Starting at the line that contains "Give me the", quote each line exactly through the last line of the entries, both included.

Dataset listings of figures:

———

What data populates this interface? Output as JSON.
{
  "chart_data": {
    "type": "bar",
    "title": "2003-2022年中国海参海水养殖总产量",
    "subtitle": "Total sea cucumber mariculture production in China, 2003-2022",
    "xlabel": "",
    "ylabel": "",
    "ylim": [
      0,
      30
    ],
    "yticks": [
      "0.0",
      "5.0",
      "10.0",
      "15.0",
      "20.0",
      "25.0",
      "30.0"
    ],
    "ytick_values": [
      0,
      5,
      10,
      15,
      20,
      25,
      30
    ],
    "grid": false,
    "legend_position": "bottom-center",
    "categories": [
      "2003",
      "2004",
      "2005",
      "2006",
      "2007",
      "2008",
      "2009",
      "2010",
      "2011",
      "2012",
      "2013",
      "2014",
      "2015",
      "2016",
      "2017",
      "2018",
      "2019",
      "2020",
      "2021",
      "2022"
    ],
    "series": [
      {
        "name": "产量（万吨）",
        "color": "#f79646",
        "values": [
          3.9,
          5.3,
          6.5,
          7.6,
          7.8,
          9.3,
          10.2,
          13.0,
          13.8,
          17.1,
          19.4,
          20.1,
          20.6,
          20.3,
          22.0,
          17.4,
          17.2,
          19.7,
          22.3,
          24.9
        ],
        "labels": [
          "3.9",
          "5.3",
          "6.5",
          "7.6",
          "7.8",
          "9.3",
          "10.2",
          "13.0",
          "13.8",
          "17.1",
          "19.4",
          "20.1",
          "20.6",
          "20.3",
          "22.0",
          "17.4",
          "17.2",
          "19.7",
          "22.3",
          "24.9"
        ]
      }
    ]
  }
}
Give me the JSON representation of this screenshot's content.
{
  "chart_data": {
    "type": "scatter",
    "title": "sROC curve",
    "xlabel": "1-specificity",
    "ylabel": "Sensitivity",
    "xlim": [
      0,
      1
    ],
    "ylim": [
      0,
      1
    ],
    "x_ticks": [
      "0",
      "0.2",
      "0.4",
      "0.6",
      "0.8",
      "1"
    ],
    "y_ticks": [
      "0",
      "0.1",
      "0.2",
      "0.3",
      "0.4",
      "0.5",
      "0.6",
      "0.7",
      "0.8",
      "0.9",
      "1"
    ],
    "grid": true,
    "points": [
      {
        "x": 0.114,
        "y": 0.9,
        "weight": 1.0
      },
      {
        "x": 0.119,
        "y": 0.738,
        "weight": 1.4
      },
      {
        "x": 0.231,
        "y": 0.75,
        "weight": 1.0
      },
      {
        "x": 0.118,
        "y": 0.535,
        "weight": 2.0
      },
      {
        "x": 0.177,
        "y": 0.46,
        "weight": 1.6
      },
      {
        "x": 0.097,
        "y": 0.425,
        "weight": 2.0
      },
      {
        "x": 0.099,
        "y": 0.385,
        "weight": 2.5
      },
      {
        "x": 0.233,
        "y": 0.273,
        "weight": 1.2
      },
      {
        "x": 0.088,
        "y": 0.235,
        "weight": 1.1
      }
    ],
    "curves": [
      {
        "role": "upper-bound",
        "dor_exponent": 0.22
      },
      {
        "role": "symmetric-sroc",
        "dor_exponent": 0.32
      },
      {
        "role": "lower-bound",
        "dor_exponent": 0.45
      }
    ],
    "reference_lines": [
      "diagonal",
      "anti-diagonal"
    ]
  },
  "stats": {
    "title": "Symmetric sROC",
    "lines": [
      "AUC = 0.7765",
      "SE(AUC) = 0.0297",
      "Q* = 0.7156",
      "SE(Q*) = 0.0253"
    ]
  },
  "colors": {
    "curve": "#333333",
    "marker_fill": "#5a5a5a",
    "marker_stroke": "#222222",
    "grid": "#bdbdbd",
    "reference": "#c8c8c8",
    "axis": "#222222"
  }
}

———

== Task answer ==
Give me the JSON representation of this screenshot's content.
{
  "chart_data": {
    "type": "scatter",
    "title": "sROC curve",
    "xlabel": "1-specificity",
    "ylabel": "Sensitivity",
    "xlim": [
      0,
      1
    ],
    "ylim": [
      0,
      1
    ],
    "x_ticks": [
      "0",
      "0.2",
      "0.4",
      "0.6",
      "0.8",
      "1"
    ],
    "y_ticks": [
      "0",
      "0.1",
      "0.2",
      "0.3",
      "0.4",
      "0.5",
      "0.6",
      "0.7",
      "0.8",
      "0.9",
      "1"
    ],
    "grid": true,
    "points": [
      {
        "x": 0.114,
        "y": 0.9,
        "weight": 1.0
      },
      {
        "x": 0.119,
        "y": 0.738,
        "weight": 1.4
      },
      {
        "x": 0.231,
        "y": 0.75,
        "weight": 1.0
      },
      {
        "x": 0.118,
        "y": 0.535,
        "weight": 2.0
      },
      {
        "x": 0.177,
        "y": 0.46,
        "weight": 1.6
      },
      {
        "x": 0.097,
        "y": 0.425,
        "weight": 2.0
      },
      {
        "x": 0.099,
        "y": 0.385,
        "weight": 2.5
      },
      {
        "x": 0.233,
        "y": 0.273,
        "weight": 1.2
      },
      {
        "x": 0.088,
        "y": 0.235,
        "weight": 1.1
      }
    ],
    "curves": [
      {
        "role": "upper-bound",
        "dor_exponent": 0.22
      },
      {
        "role": "symmetric-sroc",
        "dor_exponent": 0.32
      },
      {
        "role": "lower-bound",
        "dor_exponent": 0.45
      }
    ],
    "reference_lines": [
      "diagonal",
      "anti-diagonal"
    ]
  },
  "stats": {
    "title": "Symmetric sROC",
    "lines": [
      "AUC = 0.7765",
      "SE(AUC) = 0.0297",
      "Q* = 0.7156",
      "SE(Q*) = 0.0253"
    ]
  },
  "colors": {
    "curve": "#333333",
    "marker_fill": "#5a5a5a",
    "marker_stroke": "#222222",
    "grid": "#bdbdbd",
    "reference": "#c8c8c8",
    "axis": "#222222"
  }
}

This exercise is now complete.